[What is being asked] Only lines holding the string "this" are wanted; copy each one from the material.

[Supplied information]

/---

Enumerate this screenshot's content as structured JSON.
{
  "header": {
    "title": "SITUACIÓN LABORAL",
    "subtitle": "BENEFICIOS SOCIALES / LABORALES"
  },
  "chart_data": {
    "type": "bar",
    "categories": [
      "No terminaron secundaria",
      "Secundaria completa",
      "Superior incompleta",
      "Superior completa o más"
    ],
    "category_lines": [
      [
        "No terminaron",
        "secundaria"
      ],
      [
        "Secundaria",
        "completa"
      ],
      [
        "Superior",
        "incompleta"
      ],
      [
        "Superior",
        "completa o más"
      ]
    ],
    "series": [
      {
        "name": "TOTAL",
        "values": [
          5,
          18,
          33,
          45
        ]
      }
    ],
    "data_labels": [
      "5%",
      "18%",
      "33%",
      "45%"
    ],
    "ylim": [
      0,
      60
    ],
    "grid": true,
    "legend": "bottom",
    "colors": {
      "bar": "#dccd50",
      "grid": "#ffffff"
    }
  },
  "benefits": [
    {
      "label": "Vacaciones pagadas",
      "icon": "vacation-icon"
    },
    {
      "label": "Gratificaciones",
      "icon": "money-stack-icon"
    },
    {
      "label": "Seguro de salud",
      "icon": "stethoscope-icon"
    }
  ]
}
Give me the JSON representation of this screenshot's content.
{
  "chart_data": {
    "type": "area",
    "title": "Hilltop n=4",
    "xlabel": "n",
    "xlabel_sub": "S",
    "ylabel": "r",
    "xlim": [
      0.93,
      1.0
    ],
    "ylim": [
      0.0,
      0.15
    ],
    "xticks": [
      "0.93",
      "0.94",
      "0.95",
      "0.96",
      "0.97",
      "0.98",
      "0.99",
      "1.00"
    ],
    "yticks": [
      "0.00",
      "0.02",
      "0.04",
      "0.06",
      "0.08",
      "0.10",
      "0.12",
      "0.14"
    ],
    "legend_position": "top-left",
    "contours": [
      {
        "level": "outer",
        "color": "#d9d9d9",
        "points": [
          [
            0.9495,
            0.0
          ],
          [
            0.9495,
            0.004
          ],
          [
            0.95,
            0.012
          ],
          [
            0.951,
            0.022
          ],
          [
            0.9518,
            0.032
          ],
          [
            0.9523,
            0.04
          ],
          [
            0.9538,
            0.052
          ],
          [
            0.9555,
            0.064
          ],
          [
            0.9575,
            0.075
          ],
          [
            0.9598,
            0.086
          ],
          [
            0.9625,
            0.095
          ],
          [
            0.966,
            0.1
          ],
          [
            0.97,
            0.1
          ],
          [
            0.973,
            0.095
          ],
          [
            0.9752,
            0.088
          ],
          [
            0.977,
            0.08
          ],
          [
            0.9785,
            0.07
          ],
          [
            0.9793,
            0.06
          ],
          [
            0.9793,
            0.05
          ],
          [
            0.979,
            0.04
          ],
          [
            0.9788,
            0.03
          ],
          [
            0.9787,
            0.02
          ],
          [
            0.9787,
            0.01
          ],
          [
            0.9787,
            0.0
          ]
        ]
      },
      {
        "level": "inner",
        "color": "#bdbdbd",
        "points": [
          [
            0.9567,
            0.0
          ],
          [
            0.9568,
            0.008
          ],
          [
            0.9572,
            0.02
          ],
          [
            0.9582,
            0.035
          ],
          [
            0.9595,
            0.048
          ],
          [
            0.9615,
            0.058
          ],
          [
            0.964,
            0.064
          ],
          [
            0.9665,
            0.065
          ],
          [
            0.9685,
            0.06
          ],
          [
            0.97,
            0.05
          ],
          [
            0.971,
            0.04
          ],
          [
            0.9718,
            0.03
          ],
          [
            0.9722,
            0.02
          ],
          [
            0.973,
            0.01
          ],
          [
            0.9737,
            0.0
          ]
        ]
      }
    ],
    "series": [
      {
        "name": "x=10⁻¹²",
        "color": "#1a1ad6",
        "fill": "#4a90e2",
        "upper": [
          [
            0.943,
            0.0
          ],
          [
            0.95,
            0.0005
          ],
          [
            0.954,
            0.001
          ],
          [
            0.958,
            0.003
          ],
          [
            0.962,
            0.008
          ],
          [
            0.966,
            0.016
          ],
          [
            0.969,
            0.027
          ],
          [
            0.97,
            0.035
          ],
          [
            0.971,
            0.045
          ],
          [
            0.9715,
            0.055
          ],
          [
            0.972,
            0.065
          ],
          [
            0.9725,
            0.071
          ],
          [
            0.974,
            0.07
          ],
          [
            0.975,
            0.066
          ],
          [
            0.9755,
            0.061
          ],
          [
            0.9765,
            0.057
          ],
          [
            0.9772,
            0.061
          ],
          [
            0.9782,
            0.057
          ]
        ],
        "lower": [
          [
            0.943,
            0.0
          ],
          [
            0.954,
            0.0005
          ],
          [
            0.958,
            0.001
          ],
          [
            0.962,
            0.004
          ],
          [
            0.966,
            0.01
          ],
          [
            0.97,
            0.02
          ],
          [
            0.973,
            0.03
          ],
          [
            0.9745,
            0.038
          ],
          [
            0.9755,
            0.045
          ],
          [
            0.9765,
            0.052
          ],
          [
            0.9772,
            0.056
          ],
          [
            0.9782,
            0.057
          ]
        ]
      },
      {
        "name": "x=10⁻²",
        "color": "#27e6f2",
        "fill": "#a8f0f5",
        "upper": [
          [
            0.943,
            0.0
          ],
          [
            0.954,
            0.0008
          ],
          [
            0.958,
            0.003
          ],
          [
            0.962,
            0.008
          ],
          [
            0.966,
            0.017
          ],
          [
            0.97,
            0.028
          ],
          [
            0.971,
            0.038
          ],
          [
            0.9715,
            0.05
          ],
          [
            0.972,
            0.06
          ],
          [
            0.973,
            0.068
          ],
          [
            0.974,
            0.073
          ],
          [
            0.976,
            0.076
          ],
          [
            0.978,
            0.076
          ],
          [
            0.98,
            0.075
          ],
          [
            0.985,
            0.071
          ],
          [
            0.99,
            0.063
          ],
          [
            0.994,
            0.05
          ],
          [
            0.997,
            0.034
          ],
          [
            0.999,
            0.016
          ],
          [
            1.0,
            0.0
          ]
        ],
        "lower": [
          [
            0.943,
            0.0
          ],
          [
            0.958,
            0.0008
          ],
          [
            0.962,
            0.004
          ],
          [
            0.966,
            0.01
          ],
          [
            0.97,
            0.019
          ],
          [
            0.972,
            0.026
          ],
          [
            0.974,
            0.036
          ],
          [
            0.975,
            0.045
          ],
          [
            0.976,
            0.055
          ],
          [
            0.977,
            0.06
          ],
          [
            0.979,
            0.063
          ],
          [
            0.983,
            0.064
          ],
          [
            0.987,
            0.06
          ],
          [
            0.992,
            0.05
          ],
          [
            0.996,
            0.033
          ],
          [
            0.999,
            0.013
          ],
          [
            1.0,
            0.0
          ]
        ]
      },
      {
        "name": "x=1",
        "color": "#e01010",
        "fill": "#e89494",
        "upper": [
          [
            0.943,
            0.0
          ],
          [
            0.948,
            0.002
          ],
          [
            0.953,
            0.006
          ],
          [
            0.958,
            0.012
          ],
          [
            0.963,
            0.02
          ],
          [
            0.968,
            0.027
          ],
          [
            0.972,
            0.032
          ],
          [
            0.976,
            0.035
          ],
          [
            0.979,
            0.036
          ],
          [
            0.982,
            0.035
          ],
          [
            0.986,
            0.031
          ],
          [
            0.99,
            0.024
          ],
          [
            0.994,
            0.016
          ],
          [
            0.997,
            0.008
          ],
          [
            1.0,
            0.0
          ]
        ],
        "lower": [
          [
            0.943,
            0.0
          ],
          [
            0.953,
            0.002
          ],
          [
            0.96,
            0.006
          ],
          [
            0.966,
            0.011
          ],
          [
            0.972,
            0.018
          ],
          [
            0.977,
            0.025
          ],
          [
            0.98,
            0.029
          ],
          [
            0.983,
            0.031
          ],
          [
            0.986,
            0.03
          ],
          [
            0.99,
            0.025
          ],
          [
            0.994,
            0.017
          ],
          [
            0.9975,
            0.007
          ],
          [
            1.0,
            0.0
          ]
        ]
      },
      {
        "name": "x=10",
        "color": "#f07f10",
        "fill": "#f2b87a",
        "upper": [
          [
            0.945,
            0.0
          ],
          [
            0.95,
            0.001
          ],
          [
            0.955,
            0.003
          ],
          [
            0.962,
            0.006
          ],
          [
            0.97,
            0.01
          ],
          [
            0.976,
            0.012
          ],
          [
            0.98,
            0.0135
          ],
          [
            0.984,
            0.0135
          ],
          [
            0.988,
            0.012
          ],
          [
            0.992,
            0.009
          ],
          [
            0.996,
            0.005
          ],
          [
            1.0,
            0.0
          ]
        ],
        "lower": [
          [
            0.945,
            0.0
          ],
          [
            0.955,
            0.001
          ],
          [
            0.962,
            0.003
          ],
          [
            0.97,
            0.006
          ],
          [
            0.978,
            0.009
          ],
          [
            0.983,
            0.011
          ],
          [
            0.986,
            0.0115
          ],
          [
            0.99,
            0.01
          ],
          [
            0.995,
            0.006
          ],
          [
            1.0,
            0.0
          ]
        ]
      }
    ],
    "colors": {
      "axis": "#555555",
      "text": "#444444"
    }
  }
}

\---

[Solution to the exercise]
Enumerate this screenshot's content as structured JSON.
Give me the JSON representation of this screenshot's content.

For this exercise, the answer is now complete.